Your task:
Select the lines of the records containing the word "TRỰC" and list them.

○ ○ ○

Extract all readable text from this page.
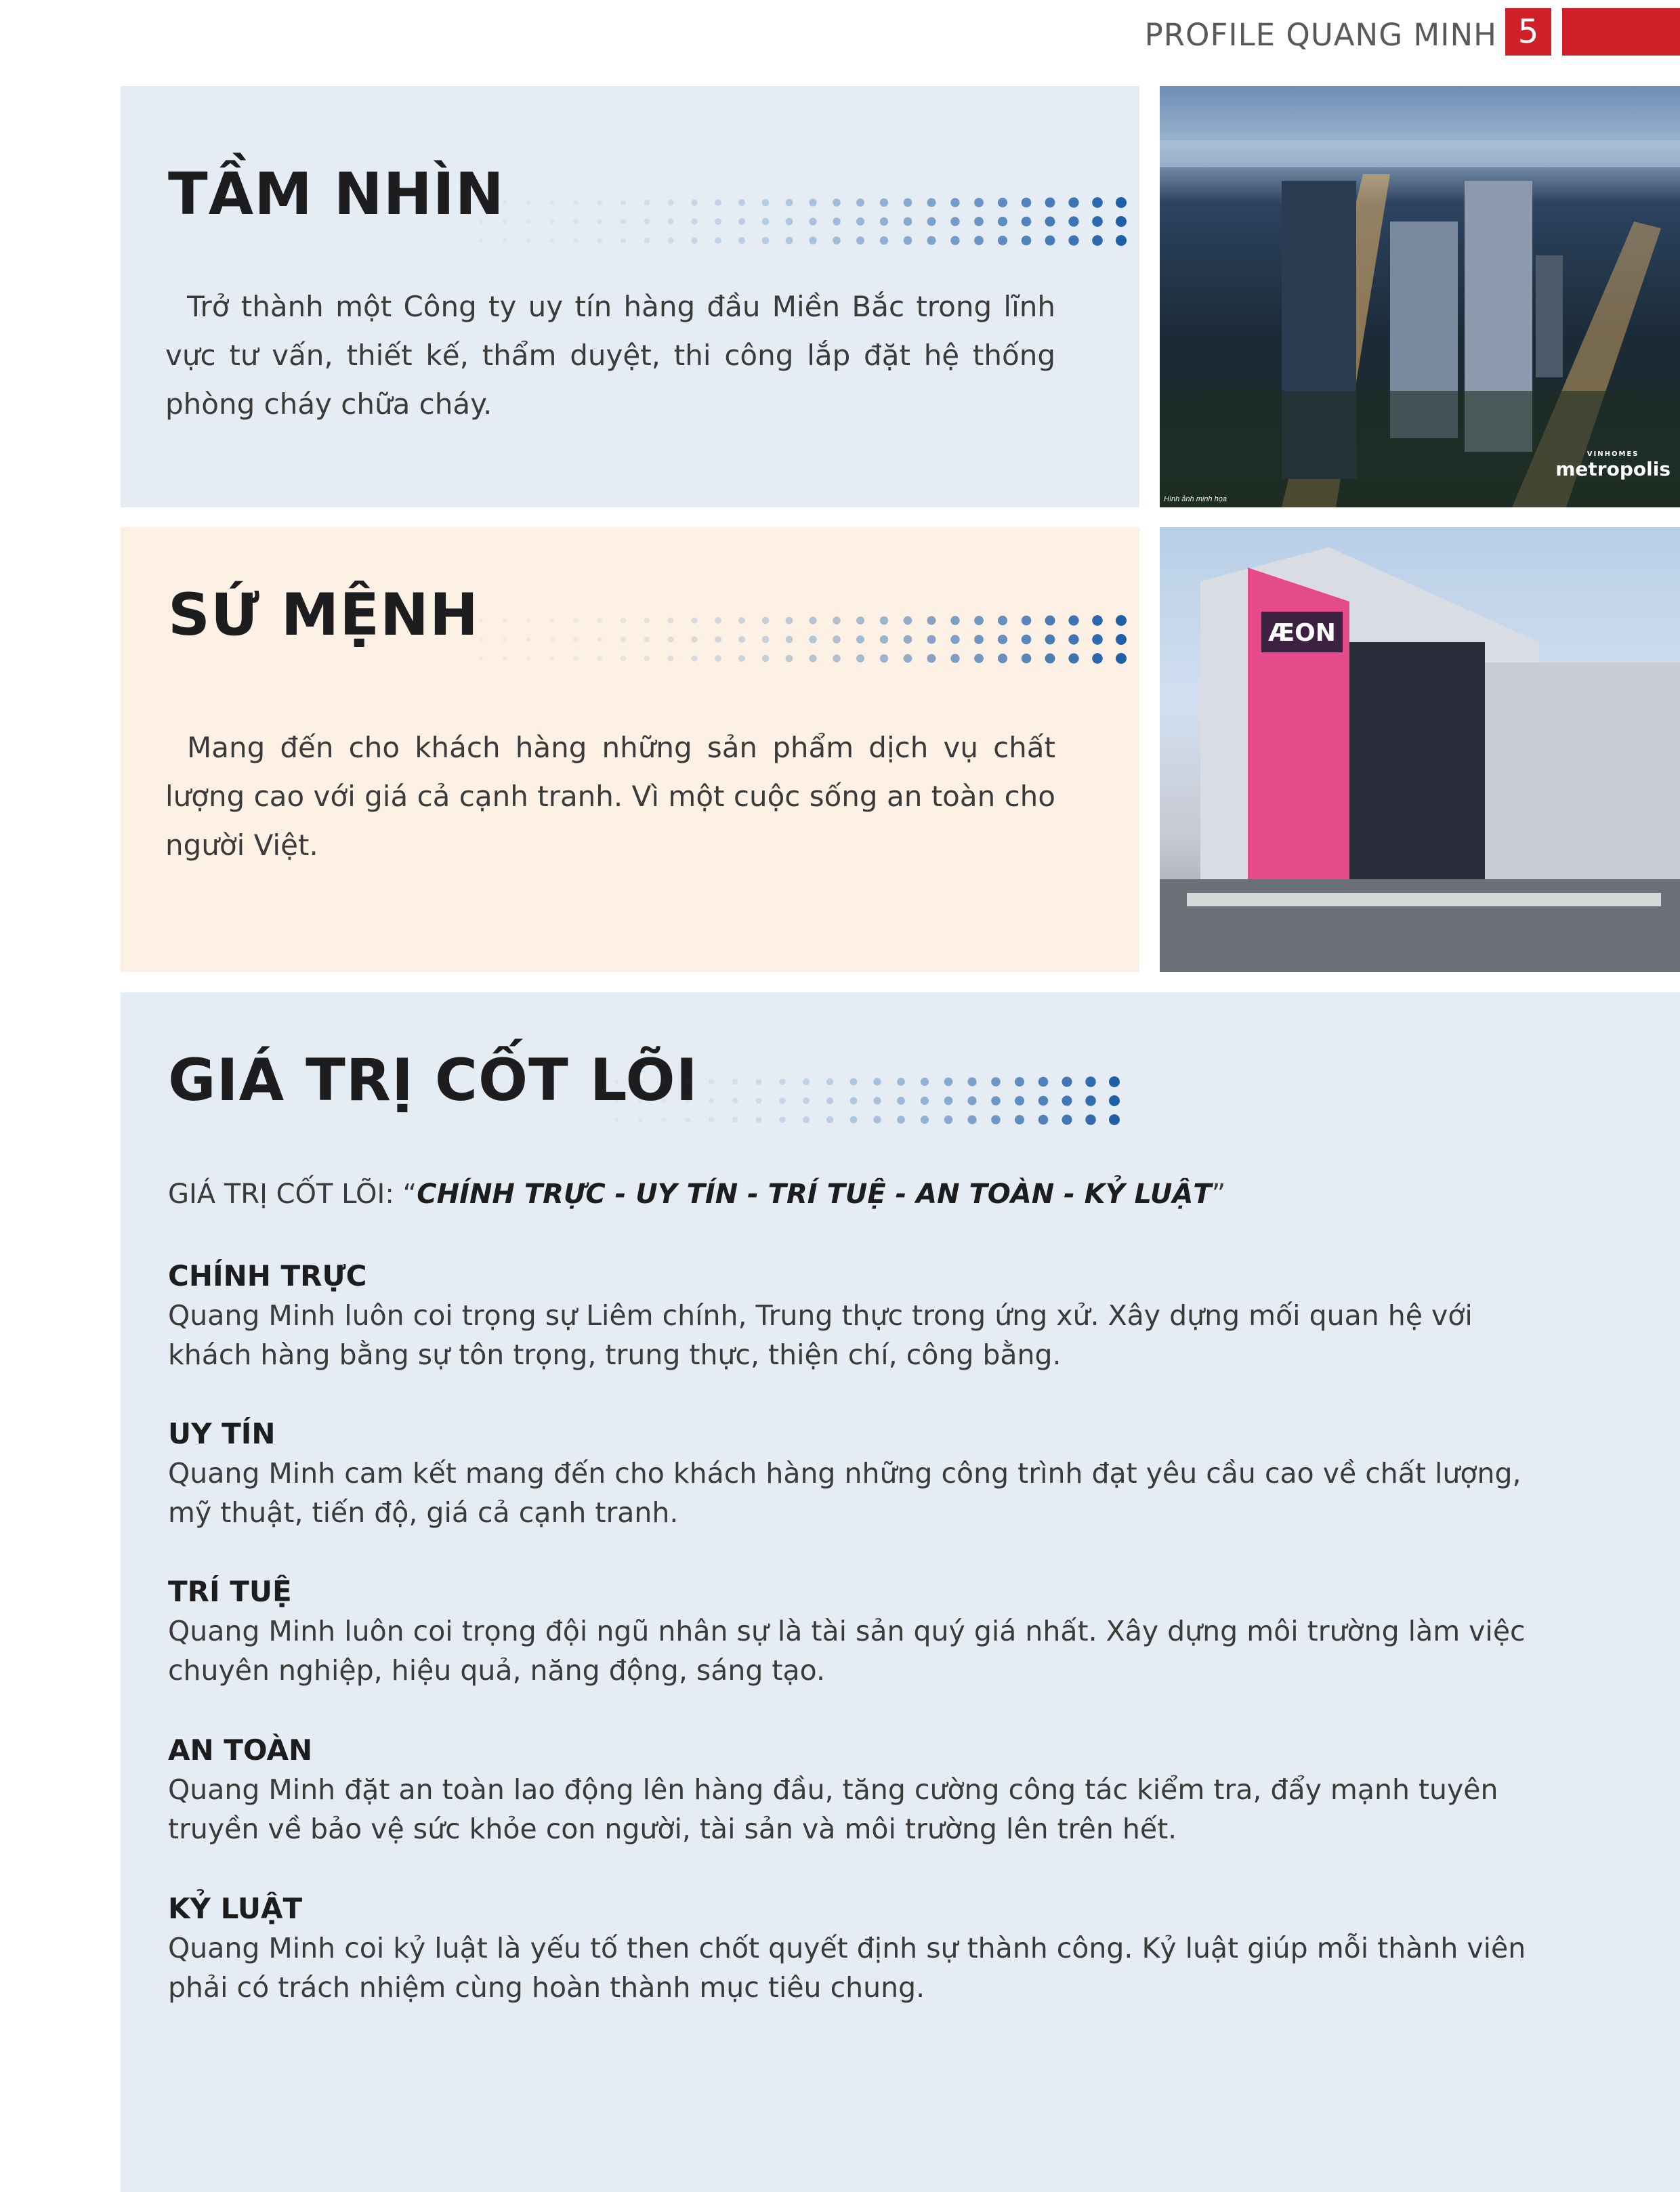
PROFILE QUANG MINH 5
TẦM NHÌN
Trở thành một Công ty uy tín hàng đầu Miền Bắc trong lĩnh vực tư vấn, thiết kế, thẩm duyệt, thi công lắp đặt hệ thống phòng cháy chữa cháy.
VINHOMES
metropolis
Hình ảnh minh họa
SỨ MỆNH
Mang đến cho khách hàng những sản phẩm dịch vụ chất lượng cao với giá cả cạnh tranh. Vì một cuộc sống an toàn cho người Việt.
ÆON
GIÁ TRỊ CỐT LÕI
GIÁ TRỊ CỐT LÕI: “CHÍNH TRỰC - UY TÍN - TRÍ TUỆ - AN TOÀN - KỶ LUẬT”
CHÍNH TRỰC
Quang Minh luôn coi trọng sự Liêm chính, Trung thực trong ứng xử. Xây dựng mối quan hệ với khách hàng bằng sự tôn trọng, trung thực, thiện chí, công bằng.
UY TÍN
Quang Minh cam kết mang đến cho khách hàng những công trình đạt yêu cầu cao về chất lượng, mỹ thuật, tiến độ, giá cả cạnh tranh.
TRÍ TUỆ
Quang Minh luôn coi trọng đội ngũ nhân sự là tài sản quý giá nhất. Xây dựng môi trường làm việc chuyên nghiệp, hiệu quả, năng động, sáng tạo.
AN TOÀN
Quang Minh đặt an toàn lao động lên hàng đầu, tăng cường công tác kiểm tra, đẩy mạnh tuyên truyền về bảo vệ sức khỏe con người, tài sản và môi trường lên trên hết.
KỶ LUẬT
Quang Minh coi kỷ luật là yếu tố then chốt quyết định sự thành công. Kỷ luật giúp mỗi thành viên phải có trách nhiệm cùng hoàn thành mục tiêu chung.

○ ○ ○

Full response:
GIÁ TRỊ CỐT LÕI: “CHÍNH TRỰC - UY TÍN - TRÍ TUỆ - AN TOÀN - KỶ LUẬT”
CHÍNH TRỰC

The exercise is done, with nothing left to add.